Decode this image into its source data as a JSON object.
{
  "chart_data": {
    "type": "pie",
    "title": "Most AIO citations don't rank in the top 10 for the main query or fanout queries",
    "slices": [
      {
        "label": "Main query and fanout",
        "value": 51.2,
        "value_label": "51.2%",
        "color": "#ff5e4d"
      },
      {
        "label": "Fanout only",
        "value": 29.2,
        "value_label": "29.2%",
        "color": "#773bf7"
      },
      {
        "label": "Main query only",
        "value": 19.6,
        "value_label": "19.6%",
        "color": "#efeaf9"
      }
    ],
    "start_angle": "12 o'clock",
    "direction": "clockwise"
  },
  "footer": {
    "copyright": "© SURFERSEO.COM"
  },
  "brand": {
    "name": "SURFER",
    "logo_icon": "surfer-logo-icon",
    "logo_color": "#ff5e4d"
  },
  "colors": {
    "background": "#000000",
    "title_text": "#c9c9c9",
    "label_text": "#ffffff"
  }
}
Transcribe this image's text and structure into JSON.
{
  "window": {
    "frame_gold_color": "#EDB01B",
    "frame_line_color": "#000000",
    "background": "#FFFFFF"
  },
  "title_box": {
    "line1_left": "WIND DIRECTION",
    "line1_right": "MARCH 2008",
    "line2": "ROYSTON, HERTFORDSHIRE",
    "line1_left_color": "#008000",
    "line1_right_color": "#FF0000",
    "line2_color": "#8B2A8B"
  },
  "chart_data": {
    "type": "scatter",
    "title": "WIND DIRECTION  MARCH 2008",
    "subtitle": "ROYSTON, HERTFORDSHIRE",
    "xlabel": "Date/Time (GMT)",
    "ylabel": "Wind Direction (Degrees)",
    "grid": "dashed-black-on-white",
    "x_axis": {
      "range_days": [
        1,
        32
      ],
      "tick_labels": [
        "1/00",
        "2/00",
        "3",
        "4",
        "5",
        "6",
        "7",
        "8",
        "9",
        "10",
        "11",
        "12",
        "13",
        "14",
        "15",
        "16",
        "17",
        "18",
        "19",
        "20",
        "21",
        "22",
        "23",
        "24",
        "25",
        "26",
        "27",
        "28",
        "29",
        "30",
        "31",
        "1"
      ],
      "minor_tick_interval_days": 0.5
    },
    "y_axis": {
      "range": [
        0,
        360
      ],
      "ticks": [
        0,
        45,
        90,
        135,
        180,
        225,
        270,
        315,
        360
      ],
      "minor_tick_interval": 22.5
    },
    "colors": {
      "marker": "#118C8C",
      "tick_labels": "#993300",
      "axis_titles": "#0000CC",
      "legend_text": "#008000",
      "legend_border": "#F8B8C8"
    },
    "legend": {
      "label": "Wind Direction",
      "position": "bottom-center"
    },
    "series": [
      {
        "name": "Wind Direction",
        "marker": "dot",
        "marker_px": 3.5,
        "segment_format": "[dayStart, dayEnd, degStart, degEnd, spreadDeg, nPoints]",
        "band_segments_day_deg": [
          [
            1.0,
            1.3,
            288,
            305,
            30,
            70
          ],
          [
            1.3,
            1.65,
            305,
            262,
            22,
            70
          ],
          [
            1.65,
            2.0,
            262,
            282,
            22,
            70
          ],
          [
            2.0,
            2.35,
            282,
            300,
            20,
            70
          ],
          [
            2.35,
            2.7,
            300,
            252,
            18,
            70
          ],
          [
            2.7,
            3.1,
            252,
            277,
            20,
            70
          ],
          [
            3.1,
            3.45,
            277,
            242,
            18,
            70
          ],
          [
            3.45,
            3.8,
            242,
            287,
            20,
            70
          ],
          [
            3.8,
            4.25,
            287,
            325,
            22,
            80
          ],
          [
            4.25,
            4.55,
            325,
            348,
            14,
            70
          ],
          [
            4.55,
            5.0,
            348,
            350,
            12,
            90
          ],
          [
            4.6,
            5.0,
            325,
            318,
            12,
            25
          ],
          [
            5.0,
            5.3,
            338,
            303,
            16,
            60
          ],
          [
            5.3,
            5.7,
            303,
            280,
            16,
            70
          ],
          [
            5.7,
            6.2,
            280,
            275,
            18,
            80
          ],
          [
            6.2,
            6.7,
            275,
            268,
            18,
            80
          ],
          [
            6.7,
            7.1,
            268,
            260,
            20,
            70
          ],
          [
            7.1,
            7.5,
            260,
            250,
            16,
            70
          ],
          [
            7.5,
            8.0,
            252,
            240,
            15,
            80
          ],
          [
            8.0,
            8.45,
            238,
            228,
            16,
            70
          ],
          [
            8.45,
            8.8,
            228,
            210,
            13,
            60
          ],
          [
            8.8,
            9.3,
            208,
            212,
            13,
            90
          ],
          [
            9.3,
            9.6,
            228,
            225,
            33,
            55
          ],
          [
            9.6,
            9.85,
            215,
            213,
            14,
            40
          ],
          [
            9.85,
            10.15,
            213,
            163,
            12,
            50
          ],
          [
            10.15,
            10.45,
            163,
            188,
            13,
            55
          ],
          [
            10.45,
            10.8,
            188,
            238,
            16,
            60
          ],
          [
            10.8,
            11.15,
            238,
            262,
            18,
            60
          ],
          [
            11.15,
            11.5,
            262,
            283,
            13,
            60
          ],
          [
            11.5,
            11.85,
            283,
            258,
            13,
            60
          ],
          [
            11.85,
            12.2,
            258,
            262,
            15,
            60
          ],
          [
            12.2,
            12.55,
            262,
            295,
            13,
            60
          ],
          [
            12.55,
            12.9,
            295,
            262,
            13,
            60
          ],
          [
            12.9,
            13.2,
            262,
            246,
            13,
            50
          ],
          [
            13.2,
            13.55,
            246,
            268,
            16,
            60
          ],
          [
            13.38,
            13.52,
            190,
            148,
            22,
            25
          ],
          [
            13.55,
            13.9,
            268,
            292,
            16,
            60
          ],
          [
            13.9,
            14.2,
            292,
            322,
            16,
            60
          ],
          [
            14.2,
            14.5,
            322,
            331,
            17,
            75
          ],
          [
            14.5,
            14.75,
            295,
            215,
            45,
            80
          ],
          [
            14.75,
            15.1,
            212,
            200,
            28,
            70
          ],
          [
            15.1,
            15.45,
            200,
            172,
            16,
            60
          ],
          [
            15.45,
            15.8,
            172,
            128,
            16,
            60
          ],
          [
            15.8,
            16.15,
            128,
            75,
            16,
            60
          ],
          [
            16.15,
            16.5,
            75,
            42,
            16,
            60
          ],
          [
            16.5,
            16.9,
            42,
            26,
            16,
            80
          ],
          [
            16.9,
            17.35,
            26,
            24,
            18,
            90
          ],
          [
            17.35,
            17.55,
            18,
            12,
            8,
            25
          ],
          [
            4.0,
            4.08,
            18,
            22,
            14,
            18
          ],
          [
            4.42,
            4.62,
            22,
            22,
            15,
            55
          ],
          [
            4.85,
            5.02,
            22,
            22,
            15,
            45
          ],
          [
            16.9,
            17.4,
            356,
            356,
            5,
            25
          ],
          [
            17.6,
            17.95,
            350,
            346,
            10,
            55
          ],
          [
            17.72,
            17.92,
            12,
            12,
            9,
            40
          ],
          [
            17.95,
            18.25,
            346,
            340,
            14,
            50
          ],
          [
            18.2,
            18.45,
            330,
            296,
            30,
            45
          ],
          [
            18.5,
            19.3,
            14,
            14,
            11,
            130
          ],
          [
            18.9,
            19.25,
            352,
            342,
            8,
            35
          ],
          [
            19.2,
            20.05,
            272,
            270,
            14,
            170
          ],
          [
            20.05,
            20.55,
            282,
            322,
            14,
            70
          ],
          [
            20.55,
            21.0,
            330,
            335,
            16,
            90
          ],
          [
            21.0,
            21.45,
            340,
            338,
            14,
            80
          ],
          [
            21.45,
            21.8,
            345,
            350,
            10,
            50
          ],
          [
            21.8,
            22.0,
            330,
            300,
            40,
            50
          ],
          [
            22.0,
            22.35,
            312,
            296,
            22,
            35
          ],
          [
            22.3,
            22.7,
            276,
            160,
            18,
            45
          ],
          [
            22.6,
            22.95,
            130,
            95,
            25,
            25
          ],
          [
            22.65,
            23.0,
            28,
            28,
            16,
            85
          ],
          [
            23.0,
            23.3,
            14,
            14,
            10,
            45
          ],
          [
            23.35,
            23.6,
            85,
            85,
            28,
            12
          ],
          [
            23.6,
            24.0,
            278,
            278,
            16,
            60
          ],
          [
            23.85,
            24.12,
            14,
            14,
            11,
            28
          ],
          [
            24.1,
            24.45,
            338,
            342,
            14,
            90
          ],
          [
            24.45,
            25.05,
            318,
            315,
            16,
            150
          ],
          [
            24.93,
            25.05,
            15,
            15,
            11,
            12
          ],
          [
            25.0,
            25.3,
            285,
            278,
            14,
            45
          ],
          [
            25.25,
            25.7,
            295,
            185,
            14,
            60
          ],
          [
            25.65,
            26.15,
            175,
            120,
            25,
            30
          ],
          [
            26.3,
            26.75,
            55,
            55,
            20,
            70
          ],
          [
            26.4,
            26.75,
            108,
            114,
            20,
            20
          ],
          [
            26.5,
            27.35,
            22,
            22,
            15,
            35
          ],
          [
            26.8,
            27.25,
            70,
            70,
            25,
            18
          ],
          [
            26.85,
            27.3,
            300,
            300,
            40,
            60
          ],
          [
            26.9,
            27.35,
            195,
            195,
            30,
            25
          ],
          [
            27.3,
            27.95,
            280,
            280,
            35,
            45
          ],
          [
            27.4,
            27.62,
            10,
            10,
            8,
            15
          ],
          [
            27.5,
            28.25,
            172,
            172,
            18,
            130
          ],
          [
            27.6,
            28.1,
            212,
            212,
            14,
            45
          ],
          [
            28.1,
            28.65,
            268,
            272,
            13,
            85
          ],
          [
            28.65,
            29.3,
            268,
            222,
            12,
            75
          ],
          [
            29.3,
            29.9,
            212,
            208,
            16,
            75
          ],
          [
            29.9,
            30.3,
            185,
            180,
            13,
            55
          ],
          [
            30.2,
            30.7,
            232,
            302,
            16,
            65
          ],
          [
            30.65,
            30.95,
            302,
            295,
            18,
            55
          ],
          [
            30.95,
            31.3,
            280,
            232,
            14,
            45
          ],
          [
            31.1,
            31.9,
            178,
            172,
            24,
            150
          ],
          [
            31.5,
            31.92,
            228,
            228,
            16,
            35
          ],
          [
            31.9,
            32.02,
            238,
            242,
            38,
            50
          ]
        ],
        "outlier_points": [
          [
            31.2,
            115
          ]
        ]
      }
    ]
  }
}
###
• **Written task**:
Which lines hold the string "into"? List them all.

• **Response to this task**:
Decode this image into its source data as a JSON object.
Transcribe this image's text and structure into JSON.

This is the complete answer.